> THE REQUEST
Filter this material down to the lines that hold "Sold", copying each one.

Entries taken from a collection:
<<<<
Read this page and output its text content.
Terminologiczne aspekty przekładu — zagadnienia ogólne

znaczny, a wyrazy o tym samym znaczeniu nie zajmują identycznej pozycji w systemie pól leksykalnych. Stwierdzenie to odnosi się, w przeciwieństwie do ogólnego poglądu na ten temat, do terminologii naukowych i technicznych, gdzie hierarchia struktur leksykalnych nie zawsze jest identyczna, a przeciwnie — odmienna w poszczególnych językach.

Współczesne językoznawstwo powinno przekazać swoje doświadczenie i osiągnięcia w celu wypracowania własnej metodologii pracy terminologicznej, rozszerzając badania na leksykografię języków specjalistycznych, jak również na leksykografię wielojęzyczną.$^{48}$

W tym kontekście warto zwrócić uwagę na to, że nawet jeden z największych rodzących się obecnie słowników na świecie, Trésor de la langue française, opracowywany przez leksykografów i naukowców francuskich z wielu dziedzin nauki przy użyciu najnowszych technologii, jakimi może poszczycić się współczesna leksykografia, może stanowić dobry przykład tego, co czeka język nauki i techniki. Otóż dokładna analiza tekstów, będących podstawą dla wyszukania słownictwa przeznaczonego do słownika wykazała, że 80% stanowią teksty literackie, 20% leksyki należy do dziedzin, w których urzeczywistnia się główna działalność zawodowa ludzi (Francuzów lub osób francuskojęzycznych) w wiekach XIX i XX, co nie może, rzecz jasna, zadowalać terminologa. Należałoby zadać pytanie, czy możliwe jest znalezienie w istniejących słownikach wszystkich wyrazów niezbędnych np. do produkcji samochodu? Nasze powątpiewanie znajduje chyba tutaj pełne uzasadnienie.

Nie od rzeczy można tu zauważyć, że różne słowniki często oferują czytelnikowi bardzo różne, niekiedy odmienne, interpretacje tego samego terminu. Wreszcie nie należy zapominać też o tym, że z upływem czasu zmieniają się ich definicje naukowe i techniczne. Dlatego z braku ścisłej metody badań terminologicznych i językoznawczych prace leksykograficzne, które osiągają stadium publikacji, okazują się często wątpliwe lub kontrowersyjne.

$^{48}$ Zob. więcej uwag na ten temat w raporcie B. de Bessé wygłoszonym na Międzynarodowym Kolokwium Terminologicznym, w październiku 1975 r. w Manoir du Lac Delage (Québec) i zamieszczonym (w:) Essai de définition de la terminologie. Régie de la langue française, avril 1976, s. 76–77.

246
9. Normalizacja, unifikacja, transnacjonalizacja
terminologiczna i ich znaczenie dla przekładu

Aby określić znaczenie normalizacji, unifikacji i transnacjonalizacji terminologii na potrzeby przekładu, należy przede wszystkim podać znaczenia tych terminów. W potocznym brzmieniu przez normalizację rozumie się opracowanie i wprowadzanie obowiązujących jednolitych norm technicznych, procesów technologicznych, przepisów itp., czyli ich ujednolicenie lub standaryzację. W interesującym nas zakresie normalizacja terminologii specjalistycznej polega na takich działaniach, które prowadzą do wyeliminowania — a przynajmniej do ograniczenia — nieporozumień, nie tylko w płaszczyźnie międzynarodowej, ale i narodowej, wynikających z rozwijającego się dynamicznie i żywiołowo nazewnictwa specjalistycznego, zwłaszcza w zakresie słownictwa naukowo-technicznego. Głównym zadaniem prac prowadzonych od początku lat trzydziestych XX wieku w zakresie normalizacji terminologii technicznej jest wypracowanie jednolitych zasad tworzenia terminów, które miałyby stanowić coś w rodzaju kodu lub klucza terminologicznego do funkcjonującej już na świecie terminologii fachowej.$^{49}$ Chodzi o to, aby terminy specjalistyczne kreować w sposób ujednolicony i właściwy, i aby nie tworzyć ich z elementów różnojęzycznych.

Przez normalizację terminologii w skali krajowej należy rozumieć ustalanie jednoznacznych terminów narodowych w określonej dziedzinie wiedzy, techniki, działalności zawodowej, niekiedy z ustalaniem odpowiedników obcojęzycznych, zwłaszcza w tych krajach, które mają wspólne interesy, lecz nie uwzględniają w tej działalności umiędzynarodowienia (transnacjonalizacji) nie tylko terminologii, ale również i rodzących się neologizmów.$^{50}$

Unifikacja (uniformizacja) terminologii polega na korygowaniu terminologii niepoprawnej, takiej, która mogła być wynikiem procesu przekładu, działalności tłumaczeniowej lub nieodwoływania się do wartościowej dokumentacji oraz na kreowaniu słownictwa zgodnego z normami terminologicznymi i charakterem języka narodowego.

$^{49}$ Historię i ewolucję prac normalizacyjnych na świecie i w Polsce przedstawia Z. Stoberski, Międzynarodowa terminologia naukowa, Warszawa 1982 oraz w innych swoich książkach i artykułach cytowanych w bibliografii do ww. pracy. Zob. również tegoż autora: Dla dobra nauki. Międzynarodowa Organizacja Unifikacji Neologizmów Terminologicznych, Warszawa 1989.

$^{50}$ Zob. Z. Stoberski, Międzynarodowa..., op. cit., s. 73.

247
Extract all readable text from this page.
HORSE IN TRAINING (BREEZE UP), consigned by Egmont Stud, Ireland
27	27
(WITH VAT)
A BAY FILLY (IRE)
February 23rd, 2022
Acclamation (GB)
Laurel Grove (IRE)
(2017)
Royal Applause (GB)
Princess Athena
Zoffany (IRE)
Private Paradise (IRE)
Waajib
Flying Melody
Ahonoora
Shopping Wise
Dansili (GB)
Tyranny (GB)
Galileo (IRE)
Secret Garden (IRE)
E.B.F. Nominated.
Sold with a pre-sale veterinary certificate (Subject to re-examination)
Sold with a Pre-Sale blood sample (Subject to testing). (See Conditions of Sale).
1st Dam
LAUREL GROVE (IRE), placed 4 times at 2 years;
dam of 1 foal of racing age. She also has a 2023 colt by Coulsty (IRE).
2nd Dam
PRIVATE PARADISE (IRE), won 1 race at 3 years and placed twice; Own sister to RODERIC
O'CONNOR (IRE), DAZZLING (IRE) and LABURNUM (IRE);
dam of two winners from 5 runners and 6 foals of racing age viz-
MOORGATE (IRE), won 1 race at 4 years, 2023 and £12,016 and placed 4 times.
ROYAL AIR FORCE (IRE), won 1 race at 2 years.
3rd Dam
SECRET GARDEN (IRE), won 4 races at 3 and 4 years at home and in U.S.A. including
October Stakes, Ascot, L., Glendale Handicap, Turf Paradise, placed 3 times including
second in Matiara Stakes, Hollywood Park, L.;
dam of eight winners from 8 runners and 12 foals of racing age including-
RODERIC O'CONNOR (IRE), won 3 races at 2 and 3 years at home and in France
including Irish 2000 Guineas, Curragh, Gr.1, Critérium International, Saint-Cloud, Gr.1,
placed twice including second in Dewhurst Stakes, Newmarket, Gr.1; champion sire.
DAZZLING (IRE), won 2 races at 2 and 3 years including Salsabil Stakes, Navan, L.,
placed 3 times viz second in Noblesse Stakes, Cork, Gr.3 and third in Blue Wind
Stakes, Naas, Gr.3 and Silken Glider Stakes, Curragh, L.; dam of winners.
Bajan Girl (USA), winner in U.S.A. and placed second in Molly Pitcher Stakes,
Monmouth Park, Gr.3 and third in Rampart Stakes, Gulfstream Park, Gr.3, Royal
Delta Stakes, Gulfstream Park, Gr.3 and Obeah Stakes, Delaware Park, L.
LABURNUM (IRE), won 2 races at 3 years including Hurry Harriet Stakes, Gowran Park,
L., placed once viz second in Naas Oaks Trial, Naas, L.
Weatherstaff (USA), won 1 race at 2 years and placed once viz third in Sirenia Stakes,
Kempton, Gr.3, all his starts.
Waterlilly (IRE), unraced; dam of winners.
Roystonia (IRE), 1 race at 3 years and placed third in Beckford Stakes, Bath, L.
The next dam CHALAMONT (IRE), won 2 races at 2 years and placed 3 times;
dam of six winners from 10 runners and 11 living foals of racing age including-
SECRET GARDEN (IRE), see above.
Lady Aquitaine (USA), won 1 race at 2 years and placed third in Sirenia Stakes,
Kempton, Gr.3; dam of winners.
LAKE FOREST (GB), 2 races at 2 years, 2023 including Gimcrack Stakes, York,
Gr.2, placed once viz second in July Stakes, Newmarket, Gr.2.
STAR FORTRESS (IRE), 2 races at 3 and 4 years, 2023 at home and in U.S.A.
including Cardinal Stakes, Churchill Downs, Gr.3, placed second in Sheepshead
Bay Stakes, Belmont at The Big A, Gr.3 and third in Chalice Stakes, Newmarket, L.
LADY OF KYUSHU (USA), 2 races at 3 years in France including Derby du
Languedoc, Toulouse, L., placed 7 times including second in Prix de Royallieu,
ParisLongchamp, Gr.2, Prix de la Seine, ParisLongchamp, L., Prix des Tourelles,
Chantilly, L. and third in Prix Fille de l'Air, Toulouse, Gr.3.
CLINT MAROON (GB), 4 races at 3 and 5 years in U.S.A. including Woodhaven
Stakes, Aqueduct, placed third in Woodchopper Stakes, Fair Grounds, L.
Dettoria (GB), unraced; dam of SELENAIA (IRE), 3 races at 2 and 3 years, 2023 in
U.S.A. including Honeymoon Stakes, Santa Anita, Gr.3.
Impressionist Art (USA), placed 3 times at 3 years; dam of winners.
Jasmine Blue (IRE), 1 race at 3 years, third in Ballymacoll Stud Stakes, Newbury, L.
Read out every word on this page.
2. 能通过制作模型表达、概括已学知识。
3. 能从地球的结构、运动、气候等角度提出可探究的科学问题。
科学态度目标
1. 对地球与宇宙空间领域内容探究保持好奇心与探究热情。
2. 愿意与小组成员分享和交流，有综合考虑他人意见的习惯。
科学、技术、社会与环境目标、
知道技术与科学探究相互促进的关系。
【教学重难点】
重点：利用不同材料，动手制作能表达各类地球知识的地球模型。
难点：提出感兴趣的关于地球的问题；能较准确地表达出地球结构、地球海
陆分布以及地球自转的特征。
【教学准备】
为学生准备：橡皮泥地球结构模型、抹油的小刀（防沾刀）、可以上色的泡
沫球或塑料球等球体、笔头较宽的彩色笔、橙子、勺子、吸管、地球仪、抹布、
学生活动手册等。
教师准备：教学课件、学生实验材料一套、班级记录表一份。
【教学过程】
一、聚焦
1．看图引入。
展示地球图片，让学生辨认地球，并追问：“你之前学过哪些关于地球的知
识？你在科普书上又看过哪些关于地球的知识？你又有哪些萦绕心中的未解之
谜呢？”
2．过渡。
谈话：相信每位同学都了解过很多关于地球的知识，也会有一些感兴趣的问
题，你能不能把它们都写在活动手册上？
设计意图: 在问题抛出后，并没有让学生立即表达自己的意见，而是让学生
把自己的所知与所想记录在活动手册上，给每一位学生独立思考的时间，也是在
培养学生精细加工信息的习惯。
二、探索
>>>>
> OUTPUT BELOW
Sold with a pre-sale veterinary certificate (Subject to re-examination)
Sold with a Pre-Sale blood sample (Subject to testing). (See Conditions of Sale).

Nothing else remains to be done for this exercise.